* _Problem details_: Search the data for the string "airliner" and extract every line where it appears.

##### Records shown

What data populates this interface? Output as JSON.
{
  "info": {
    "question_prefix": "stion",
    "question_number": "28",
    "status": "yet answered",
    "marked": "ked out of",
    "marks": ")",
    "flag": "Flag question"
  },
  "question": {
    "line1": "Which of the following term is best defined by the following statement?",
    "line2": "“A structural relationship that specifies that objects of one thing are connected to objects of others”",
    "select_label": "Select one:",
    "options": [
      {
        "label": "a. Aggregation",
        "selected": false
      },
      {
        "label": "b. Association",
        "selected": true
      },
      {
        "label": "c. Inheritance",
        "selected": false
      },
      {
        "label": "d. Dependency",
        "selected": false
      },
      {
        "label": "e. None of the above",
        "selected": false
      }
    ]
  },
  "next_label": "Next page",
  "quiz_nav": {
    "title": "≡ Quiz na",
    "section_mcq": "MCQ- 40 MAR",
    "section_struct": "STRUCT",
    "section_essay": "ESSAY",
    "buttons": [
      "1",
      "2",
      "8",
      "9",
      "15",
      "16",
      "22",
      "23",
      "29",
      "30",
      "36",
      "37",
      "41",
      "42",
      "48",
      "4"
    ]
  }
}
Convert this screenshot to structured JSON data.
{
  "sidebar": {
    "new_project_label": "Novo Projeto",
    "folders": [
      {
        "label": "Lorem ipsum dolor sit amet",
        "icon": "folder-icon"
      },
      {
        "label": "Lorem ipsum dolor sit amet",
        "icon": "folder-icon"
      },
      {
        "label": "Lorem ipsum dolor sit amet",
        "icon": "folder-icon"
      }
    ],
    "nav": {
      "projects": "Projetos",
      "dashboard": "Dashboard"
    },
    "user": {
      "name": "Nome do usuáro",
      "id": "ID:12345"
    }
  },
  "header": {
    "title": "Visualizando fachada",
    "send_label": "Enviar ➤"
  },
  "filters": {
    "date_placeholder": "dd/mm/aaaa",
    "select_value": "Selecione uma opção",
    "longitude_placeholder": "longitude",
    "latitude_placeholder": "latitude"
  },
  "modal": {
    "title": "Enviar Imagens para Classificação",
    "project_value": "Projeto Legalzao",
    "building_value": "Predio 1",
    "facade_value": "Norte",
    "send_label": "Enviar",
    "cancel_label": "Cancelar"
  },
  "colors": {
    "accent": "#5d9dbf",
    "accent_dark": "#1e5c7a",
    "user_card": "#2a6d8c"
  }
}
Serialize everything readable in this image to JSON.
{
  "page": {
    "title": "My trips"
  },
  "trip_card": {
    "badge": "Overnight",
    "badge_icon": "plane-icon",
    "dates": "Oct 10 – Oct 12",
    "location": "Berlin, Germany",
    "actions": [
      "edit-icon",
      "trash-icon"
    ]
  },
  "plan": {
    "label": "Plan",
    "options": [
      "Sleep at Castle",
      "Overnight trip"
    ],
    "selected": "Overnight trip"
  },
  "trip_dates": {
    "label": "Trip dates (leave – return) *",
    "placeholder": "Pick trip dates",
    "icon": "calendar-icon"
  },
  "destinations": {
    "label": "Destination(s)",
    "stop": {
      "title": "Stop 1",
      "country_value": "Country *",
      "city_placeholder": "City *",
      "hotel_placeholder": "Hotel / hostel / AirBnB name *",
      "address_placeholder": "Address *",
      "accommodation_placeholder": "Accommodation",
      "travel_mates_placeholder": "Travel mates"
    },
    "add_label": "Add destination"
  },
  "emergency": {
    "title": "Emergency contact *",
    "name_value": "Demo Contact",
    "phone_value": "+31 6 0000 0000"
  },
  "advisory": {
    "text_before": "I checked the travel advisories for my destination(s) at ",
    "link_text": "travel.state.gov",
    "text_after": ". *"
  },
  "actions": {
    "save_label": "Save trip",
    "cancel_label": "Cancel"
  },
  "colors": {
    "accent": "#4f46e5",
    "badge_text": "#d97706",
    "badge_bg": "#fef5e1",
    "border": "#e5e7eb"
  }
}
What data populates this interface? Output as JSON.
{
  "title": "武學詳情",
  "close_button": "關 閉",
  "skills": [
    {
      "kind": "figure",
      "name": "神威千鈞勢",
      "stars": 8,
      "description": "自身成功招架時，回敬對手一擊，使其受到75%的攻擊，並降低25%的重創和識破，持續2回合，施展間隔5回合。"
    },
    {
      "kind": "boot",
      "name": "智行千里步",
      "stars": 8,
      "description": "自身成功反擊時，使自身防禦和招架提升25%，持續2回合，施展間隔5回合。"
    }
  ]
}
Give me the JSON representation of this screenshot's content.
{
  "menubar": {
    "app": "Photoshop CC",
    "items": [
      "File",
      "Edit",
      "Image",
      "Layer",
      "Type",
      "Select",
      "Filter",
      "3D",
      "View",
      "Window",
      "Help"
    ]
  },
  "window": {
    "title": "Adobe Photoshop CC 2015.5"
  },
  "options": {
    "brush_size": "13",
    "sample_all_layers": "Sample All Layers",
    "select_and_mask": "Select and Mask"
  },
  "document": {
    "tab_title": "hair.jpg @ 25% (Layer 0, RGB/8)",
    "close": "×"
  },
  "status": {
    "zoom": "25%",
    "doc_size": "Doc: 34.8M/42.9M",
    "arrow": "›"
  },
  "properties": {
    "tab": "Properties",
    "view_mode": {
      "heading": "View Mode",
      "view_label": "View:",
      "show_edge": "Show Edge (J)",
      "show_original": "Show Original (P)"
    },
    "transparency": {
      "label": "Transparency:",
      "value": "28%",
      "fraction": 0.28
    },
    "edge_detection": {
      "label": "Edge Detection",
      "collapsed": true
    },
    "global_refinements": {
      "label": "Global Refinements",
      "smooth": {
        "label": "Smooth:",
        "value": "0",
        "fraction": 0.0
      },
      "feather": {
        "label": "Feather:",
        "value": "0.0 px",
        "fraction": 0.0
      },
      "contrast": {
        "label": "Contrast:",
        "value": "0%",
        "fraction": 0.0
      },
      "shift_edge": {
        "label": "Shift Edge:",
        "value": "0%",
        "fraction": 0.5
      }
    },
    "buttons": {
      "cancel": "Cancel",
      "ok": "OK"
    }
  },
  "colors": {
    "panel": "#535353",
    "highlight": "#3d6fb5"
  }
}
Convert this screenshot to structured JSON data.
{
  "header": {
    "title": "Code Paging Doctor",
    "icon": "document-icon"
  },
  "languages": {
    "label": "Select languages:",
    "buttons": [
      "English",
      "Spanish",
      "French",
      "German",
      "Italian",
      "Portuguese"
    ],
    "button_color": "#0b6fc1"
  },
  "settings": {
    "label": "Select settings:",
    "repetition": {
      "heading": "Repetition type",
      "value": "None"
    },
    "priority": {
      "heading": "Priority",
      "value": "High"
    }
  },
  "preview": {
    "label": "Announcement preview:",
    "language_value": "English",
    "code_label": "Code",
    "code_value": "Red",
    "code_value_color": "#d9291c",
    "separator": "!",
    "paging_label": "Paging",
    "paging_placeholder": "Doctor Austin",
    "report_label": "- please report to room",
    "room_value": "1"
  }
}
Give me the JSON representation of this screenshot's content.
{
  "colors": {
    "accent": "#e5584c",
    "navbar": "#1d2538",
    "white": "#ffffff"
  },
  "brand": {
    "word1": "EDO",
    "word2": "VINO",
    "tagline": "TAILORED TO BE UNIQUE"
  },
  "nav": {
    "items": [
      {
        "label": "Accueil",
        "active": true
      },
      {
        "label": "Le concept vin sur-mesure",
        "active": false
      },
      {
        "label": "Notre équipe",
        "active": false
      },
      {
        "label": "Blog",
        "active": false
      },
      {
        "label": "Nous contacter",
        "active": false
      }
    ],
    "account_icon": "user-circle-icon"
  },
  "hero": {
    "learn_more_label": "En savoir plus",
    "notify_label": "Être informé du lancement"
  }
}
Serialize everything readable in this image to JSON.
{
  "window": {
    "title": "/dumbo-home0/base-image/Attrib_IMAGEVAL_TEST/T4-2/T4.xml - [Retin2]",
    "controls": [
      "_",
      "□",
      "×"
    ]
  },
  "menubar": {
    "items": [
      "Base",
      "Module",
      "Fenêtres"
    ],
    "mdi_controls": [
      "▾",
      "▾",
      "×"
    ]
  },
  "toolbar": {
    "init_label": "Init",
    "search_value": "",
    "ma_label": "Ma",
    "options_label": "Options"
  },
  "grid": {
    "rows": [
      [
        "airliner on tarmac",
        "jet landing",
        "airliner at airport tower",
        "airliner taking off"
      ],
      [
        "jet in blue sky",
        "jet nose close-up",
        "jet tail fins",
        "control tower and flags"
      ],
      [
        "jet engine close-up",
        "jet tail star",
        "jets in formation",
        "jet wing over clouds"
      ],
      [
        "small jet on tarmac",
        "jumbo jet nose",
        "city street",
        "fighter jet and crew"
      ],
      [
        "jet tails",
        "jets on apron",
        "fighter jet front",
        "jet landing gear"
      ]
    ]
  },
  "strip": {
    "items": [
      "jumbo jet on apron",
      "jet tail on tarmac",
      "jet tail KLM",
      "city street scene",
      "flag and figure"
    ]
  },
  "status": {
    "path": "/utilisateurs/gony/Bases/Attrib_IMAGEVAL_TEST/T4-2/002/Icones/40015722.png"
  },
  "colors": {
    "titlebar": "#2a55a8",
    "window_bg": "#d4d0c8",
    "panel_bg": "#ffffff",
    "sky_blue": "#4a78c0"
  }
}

##########

* _Finished answer_:
        "airliner on tarmac",
        "airliner at airport tower",
        "airliner taking off"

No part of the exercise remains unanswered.